→ Aim
Find the word "haasteena" in the listing; pull out each line holding it.

————————

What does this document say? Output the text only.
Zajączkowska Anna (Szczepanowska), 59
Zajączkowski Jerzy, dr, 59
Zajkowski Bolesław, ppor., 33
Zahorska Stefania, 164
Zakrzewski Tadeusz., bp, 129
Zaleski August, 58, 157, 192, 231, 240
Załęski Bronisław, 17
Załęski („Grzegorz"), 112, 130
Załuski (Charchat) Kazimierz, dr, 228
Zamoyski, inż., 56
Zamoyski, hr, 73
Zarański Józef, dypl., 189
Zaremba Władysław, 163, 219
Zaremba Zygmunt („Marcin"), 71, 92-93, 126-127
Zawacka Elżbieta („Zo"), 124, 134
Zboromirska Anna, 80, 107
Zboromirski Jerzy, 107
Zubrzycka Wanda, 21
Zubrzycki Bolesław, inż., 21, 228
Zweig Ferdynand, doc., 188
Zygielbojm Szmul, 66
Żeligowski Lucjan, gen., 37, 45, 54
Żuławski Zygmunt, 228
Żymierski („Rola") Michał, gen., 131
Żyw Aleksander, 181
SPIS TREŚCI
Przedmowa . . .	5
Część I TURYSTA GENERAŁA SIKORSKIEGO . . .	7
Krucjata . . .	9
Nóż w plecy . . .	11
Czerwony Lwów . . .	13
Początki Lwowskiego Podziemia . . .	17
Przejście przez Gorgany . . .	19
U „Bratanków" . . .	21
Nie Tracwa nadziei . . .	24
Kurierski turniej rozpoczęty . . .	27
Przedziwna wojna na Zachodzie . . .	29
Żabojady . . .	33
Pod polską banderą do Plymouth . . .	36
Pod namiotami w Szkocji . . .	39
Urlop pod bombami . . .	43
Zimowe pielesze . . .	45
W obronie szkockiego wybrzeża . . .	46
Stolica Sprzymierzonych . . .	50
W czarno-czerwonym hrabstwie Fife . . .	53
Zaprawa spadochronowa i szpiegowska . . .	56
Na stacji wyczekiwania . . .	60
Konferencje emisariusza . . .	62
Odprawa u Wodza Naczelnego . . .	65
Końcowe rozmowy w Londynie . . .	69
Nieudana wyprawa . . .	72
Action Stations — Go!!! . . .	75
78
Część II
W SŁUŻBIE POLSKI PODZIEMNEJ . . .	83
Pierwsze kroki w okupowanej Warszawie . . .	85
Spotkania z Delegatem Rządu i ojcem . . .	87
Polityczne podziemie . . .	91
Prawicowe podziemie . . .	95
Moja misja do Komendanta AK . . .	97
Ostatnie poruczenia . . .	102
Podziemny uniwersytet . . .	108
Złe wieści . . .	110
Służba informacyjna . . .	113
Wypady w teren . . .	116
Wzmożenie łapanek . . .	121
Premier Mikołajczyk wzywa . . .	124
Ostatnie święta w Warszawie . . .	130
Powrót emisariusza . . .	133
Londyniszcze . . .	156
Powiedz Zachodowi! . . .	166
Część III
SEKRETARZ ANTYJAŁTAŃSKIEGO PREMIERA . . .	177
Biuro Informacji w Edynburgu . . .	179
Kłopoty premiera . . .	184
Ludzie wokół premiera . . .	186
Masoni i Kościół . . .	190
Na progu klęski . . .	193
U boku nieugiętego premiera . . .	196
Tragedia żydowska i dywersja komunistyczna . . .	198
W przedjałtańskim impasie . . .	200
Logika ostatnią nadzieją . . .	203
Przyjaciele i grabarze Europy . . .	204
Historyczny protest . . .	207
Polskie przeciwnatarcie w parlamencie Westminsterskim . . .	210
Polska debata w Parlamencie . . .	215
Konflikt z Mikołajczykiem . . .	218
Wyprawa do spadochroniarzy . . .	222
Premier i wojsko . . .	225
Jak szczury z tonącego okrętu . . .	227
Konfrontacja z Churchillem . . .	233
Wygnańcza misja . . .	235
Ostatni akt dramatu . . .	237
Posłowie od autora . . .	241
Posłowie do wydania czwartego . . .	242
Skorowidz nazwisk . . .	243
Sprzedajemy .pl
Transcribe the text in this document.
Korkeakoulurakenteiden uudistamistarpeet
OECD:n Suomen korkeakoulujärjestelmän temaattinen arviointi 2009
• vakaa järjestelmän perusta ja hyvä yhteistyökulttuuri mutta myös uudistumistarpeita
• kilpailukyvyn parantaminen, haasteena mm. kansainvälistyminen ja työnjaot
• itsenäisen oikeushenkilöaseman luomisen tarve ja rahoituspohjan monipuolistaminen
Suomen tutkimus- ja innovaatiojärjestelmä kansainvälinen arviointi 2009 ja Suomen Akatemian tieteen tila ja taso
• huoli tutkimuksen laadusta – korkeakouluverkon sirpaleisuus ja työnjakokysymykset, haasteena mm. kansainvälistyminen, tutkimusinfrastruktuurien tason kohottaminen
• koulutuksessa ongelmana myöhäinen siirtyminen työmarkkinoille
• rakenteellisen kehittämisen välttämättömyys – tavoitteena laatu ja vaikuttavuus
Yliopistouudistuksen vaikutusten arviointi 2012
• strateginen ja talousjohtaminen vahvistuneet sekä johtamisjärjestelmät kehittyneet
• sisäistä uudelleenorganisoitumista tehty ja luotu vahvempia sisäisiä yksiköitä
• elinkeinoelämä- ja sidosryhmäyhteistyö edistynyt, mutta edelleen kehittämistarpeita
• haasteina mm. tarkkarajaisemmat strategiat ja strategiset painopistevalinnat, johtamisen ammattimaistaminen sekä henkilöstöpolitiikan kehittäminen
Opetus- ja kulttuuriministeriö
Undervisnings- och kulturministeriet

————————

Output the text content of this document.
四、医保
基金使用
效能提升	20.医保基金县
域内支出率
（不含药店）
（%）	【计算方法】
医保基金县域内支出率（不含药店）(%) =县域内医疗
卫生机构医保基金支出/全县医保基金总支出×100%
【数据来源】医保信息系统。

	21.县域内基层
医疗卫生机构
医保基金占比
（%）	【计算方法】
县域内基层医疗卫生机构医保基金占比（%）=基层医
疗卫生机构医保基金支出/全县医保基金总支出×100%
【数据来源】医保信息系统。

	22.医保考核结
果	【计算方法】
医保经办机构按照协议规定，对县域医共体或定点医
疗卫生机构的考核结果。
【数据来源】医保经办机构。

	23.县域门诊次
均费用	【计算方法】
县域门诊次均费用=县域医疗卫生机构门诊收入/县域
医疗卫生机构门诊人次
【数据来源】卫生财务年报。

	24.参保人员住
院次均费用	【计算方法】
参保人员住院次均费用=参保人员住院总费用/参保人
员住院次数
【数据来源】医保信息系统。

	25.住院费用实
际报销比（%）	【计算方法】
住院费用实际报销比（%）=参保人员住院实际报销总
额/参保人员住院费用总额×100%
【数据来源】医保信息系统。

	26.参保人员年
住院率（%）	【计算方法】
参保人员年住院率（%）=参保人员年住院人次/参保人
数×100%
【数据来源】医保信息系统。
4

————————

→ Task answer
• kilpailukyvyn parantaminen, haasteena mm. kansainvälistyminen ja työnjaot
• huoli tutkimuksen laadusta – korkeakouluverkon sirpaleisuus ja työnjakokysymykset, haasteena mm. kansainvälistyminen, tutkimusinfrastruktuurien tason kohottaminen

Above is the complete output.